* **WHAT THE TASK REQUIRES**: Update the records from their start through the line containing "x-tick-label: 2000 — [739, 542, 781, 563]", changing every "x-tick-label" to "horizontal-tick-label" and leaving all else as it is. Give back only those lines.

* **Element placement data**:

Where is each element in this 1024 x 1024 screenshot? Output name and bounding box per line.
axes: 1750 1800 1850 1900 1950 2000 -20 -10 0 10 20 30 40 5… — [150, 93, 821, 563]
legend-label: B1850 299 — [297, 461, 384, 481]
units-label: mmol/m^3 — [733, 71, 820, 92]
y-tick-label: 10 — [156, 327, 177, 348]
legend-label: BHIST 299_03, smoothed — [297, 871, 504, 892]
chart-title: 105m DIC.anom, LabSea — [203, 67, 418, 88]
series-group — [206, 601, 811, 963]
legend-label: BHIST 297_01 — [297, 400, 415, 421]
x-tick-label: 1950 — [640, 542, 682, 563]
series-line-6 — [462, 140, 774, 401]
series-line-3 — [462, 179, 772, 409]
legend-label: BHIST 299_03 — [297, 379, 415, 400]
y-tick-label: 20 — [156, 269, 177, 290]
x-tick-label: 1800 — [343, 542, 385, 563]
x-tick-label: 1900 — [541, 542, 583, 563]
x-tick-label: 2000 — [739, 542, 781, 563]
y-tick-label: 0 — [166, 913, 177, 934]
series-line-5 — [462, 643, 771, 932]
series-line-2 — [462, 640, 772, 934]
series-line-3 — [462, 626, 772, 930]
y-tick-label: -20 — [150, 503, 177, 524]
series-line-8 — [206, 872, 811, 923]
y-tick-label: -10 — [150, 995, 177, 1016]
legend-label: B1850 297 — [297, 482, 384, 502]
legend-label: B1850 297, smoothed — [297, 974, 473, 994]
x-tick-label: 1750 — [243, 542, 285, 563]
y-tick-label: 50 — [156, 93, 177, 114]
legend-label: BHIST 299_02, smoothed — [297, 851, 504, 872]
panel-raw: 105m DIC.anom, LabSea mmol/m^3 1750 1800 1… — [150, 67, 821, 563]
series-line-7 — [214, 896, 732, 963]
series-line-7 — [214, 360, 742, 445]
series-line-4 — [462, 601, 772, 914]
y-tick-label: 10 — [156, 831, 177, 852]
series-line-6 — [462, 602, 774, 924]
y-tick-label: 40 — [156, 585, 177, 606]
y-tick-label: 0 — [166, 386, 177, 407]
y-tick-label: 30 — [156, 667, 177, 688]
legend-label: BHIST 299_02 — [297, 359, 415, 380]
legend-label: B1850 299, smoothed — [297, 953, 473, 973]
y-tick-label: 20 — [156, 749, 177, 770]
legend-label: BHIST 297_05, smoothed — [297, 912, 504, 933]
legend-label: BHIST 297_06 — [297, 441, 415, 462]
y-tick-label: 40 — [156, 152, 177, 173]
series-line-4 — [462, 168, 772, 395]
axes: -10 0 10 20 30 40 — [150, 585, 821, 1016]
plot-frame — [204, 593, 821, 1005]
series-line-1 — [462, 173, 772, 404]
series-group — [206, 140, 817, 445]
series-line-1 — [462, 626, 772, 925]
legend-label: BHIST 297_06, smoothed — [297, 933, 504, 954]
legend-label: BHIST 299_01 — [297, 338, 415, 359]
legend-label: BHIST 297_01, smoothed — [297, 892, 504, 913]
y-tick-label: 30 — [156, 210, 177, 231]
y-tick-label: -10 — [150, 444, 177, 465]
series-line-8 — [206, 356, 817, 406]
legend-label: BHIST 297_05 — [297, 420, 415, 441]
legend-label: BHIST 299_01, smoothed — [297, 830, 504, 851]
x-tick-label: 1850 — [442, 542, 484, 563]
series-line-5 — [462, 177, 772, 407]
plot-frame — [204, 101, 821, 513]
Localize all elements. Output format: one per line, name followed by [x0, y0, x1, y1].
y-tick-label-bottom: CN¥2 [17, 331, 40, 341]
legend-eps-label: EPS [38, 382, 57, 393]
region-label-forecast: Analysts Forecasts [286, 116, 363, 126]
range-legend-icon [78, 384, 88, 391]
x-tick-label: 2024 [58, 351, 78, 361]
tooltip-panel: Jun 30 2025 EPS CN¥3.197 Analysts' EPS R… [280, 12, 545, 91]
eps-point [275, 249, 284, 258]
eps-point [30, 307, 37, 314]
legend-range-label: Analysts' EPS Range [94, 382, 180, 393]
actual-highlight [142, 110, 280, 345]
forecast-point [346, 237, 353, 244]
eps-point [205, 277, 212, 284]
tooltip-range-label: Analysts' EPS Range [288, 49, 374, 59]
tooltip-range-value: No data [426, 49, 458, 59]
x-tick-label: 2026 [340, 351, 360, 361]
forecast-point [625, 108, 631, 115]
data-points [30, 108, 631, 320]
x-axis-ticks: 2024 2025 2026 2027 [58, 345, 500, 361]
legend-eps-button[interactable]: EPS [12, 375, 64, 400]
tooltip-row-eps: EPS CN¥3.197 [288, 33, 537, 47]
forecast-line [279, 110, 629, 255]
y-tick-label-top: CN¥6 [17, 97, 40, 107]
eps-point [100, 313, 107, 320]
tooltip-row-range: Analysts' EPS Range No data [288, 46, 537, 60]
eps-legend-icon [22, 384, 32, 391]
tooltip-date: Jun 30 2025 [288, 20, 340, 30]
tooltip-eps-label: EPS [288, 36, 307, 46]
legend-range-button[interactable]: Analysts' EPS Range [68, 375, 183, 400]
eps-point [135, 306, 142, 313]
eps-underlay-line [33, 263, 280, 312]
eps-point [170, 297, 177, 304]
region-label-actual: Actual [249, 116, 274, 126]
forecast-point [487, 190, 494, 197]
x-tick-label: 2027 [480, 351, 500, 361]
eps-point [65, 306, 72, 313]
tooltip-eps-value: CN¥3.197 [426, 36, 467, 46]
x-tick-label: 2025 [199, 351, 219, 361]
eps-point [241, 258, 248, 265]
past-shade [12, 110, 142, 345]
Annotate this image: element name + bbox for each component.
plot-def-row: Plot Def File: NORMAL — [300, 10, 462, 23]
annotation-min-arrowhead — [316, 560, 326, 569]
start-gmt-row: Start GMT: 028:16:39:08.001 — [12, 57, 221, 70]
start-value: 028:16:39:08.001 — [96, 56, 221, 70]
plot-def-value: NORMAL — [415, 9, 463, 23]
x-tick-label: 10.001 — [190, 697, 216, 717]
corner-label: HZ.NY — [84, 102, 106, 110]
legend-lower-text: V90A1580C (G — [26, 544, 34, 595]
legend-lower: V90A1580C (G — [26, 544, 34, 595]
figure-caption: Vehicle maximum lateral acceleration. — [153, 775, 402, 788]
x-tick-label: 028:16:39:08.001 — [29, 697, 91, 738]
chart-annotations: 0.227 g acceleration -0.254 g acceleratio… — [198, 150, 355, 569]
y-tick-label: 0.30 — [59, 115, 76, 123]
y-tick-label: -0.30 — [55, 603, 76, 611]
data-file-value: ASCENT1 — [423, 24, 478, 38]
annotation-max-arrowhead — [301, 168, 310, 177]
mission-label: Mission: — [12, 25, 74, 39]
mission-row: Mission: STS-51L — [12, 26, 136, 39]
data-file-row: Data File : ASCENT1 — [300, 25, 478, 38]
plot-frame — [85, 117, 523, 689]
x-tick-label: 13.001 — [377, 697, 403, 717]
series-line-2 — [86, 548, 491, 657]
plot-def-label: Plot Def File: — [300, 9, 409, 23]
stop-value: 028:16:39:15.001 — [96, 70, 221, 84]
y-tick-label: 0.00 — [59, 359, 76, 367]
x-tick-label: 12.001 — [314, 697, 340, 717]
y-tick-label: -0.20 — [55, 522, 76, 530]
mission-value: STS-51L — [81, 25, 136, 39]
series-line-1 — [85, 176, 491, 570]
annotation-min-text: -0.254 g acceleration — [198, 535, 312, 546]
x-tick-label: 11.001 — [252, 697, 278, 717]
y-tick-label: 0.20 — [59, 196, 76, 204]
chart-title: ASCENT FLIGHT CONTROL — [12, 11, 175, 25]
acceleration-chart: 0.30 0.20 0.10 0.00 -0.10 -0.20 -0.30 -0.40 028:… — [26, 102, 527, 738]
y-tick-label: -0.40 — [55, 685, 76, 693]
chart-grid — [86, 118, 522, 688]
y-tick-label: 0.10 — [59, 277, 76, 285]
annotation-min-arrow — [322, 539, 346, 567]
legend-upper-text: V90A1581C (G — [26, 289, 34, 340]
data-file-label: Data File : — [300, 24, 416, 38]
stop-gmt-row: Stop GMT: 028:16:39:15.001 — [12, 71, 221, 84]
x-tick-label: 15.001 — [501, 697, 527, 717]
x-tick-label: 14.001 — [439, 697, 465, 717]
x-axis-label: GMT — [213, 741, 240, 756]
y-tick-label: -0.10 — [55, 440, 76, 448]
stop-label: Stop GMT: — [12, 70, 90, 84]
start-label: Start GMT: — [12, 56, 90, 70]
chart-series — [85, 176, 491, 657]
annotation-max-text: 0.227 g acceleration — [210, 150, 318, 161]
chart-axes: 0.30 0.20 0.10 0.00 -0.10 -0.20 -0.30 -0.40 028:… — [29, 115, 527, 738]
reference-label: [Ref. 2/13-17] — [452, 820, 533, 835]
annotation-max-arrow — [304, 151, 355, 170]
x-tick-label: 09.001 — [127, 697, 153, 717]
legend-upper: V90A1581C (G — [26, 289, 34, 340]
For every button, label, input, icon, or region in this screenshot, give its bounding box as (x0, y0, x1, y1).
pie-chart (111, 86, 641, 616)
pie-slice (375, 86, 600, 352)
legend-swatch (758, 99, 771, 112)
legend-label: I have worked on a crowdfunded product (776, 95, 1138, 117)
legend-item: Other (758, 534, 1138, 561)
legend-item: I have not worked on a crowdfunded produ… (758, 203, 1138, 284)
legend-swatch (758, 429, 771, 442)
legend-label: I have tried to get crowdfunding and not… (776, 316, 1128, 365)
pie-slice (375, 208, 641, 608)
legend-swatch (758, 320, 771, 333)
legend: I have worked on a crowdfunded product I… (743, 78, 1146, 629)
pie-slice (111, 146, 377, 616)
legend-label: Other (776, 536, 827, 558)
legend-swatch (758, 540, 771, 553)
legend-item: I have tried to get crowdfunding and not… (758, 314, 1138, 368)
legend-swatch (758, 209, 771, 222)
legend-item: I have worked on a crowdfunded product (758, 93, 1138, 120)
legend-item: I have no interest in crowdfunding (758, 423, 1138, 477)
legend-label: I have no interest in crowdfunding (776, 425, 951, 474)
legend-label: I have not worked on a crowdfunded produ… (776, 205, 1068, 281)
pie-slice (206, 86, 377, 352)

* **SOLUTION**:
Where is each element in this 1024 x 1024 screenshot? Output name and bounding box per line.
axes: 1750 1800 1850 1900 1950 2000 -20 -10 0 10 20 30 40 5… — [150, 93, 821, 563]
legend-label: B1850 299 — [297, 461, 384, 481]
units-label: mmol/m^3 — [733, 71, 820, 92]
y-tick-label: 10 — [156, 327, 177, 348]
legend-label: BHIST 299_03, smoothed — [297, 871, 504, 892]
chart-title: 105m DIC.anom, LabSea — [203, 67, 418, 88]
series-group — [206, 601, 811, 963]
legend-label: BHIST 297_01 — [297, 400, 415, 421]
horizontal-tick-label: 1950 — [640, 542, 682, 563]
series-line-6 — [462, 140, 774, 401]
series-line-3 — [462, 179, 772, 409]
legend-label: BHIST 299_03 — [297, 379, 415, 400]
y-tick-label: 20 — [156, 269, 177, 290]
horizontal-tick-label: 1800 — [343, 542, 385, 563]
horizontal-tick-label: 1900 — [541, 542, 583, 563]
horizontal-tick-label: 2000 — [739, 542, 781, 563]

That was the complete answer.